Task requirements — Extract each line bearing the word "ASIC".

Exercise data —

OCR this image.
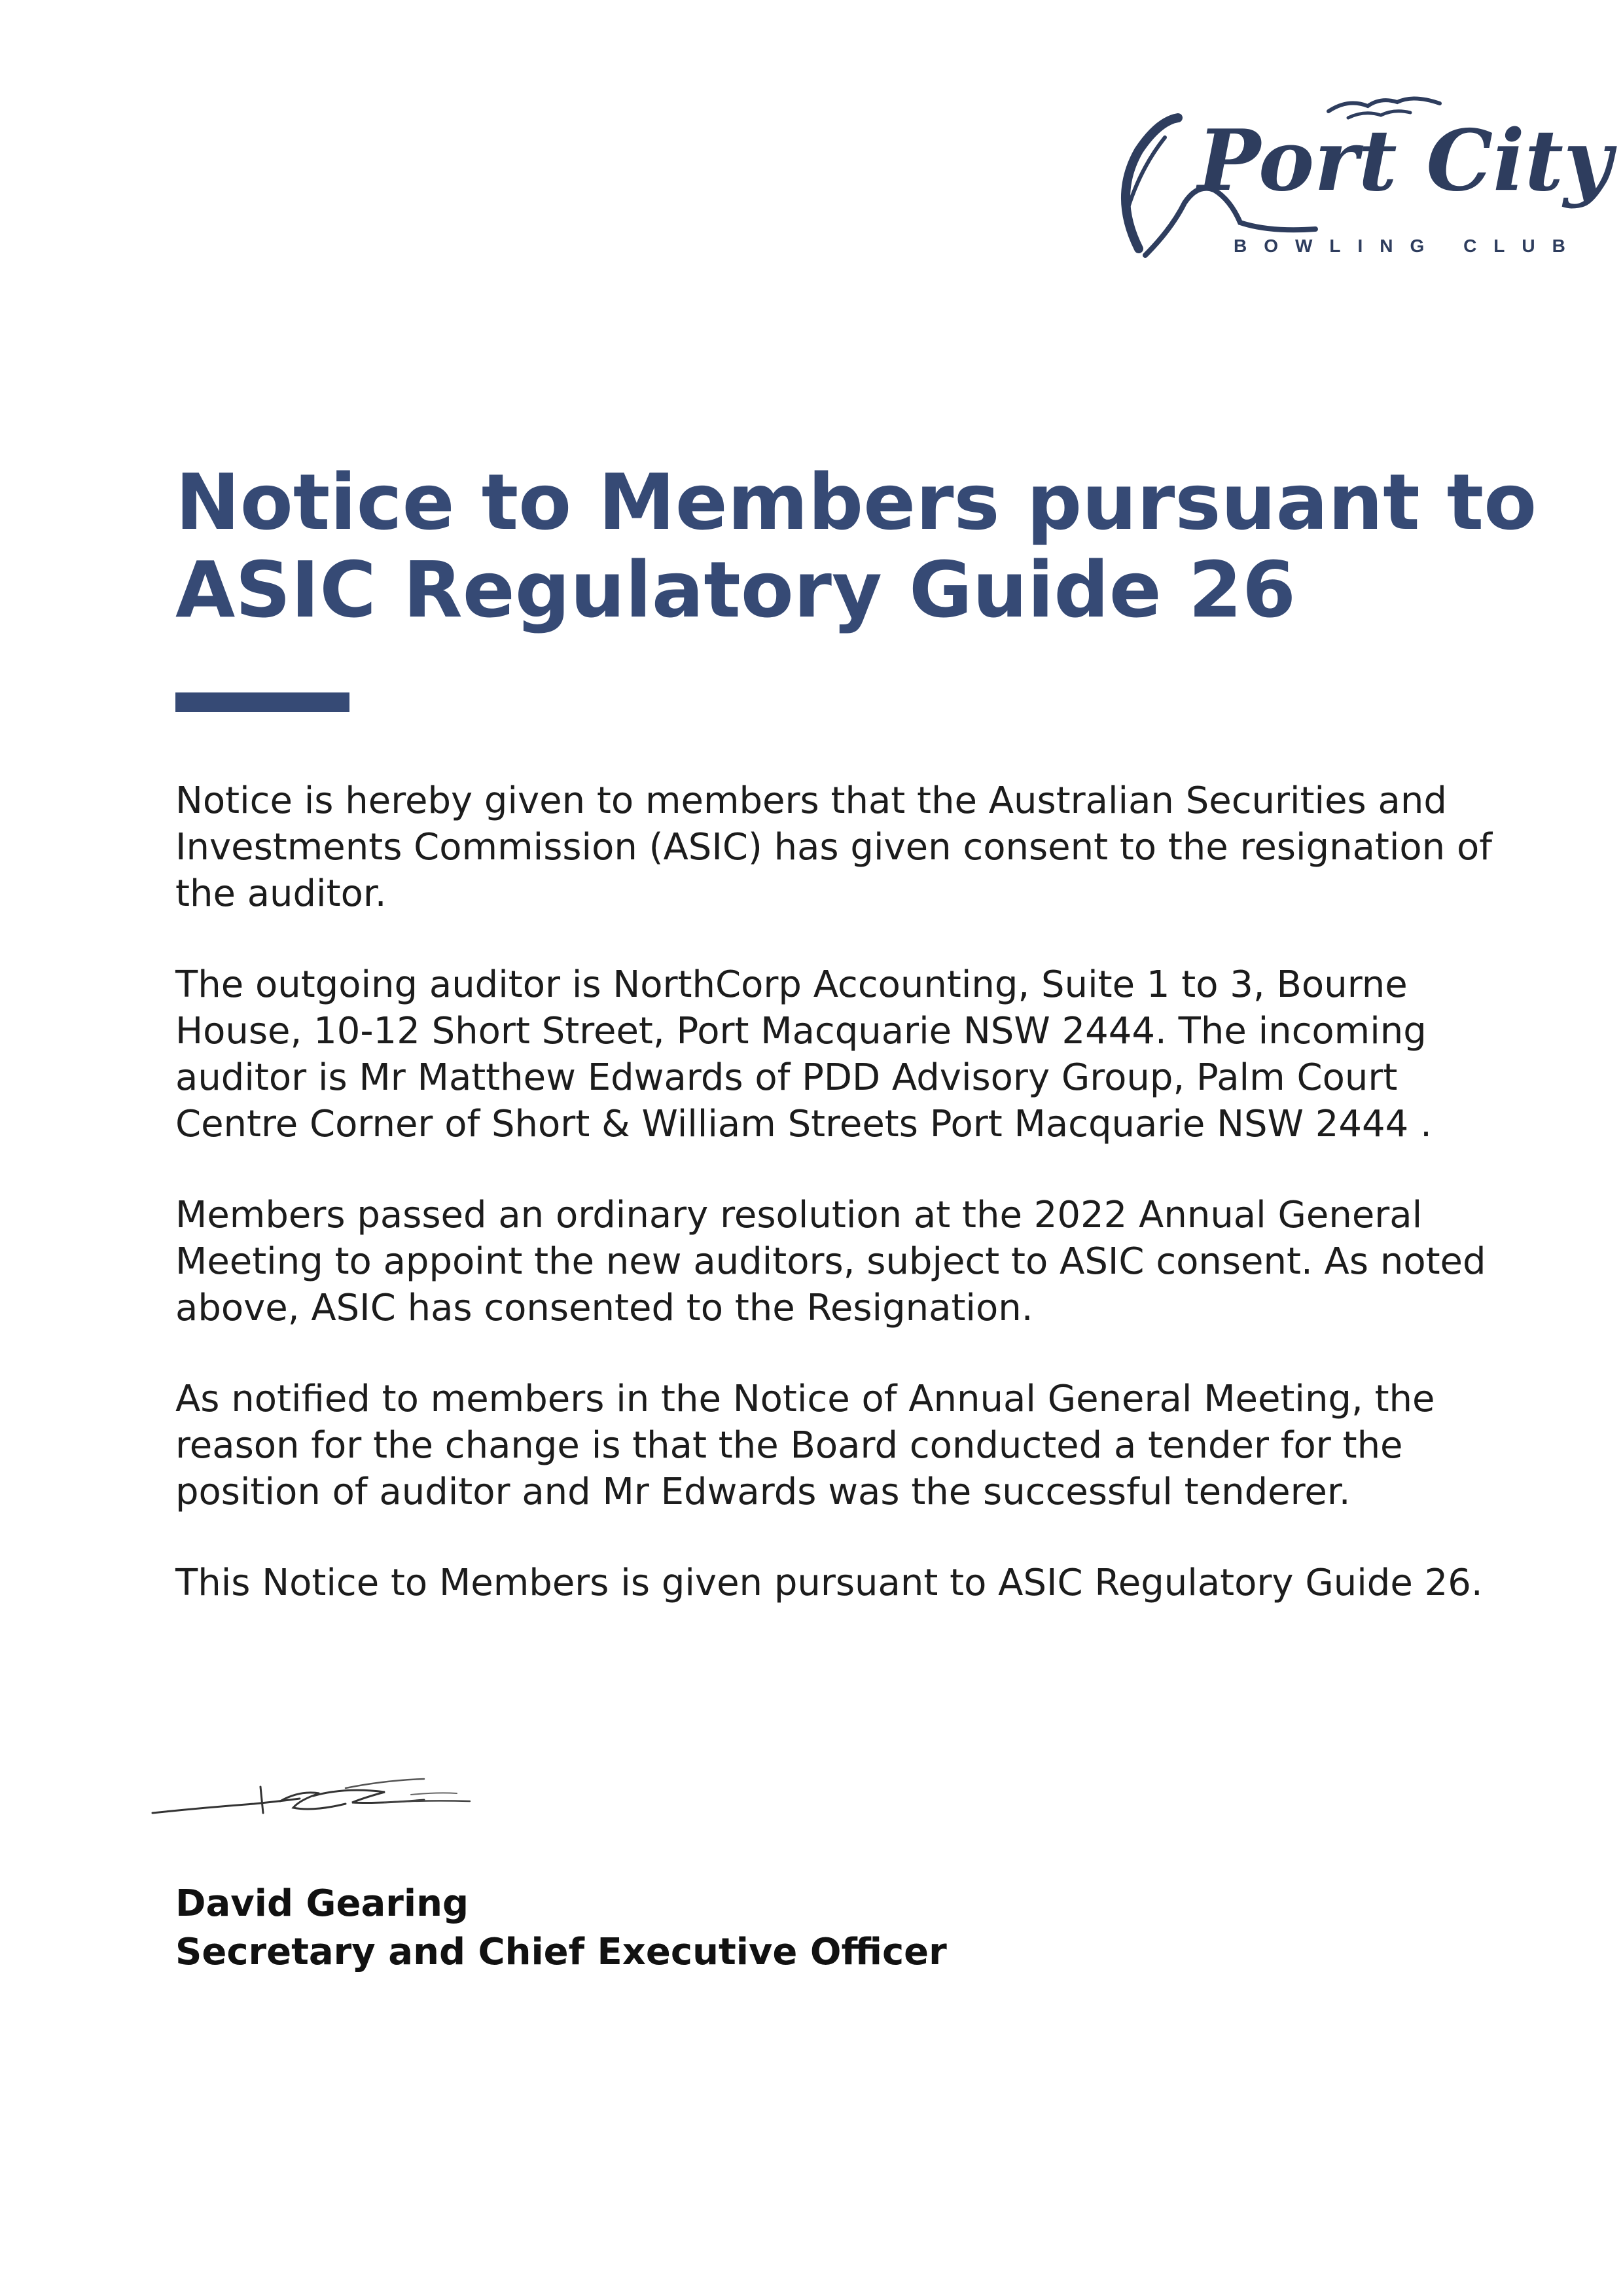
Port City
BOWLING CLUB
Notice to Members pursuant to
ASIC Regulatory Guide 26

Notice is hereby given to members that the Australian Securities and
Investments Commission (ASIC) has given consent to the resignation of
the auditor.

The outgoing auditor is NorthCorp Accounting, Suite 1 to 3, Bourne
House, 10-12 Short Street, Port Macquarie NSW 2444. The incoming
auditor is Mr Matthew Edwards of PDD Advisory Group, Palm Court
Centre Corner of Short & William Streets Port Macquarie NSW 2444 .

Members passed an ordinary resolution at the 2022 Annual General
Meeting to appoint the new auditors, subject to ASIC consent. As noted
above, ASIC has consented to the Resignation.

As notified to members in the Notice of Annual General Meeting, the
reason for the change is that the Board conducted a tender for the
position of auditor and Mr Edwards was the successful tenderer.

This Notice to Members is given pursuant to ASIC Regulatory Guide 26.

David Gearing
Secretary and Chief Executive Officer
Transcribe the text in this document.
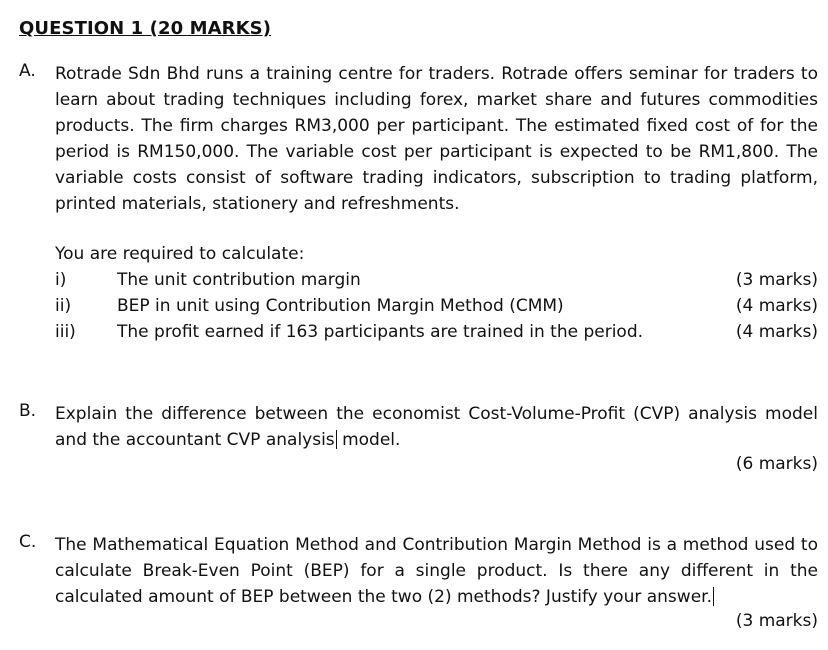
QUESTION 1 (20 MARKS)
A. Rotrade Sdn Bhd runs a training centre for traders. Rotrade offers seminar for traders to learn about trading techniques including forex, market share and futures commodities products. The firm charges RM3,000 per participant. The estimated fixed cost of for the period is RM150,000. The variable cost per participant is expected to be RM1,800. The variable costs consist of software trading indicators, subscription to trading platform, printed materials, stationery and refreshments.
You are required to calculate:
i)	The unit contribution margin	(3 marks)
ii)	BEP in unit using Contribution Margin Method (CMM)	(4 marks)
iii) The profit earned if 163 participants are trained in the period.	(4 marks)
B. Explain the difference between the economist Cost-Volume-Profit (CVP) analysis model and the accountant CVP analysis model.
(6 marks)
C. The Mathematical Equation Method and Contribution Margin Method is a method used to calculate Break-Even Point (BEP) for a single product. Is there any different in the calculated amount of BEP between the two (2) methods? Justify your answer.
(3 marks)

Final answer —
ASIC Regulatory Guide 26
Investments Commission (ASIC) has given consent to the resignation of
Meeting to appoint the new auditors, subject to ASIC consent. As noted
above, ASIC has consented to the Resignation.
This Notice to Members is given pursuant to ASIC Regulatory Guide 26.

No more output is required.